**Exercise task**. Write out each entry, exactly the way it appears.

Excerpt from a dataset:
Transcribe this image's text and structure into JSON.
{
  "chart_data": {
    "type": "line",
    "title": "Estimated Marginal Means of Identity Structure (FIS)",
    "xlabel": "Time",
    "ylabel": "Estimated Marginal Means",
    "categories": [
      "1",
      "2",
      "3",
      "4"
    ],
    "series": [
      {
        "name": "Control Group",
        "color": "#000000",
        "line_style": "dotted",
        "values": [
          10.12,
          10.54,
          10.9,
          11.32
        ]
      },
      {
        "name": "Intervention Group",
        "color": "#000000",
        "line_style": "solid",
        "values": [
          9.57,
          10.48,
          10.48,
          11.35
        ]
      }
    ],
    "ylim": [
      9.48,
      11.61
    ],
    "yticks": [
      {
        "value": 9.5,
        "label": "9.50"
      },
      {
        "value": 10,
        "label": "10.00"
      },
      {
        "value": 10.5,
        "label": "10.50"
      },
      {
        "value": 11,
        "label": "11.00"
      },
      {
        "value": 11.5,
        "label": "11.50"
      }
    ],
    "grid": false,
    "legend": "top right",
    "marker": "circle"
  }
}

**Output for this exercise**.
Transcribe this image's text and structure into JSON.
{
  "chart_data": {
    "type": "line",
    "title": "Estimated Marginal Means of Identity Structure (FIS)",
    "xlabel": "Time",
    "ylabel": "Estimated Marginal Means",
    "categories": [
      "1",
      "2",
      "3",
      "4"
    ],
    "series": [
      {
        "name": "Control Group",
        "color": "#000000",
        "line_style": "dotted",
        "values": [
          10.12,
          10.54,
          10.9,
          11.32
        ]
      },
      {
        "name": "Intervention Group",
        "color": "#000000",
        "line_style": "solid",
        "values": [
          9.57,
          10.48,
          10.48,
          11.35
        ]
      }
    ],
    "ylim": [
      9.48,
      11.61
    ],
    "yticks": [
      {
        "value": 9.5,
        "label": "9.50"
      },
      {
        "value": 10,
        "label": "10.00"
      },
      {
        "value": 10.5,
        "label": "10.50"
      },
      {
        "value": 11,
        "label": "11.00"
      },
      {
        "value": 11.5,
        "label": "11.50"
      }
    ],
    "grid": false,
    "legend": "top right",
    "marker": "circle"
  }
}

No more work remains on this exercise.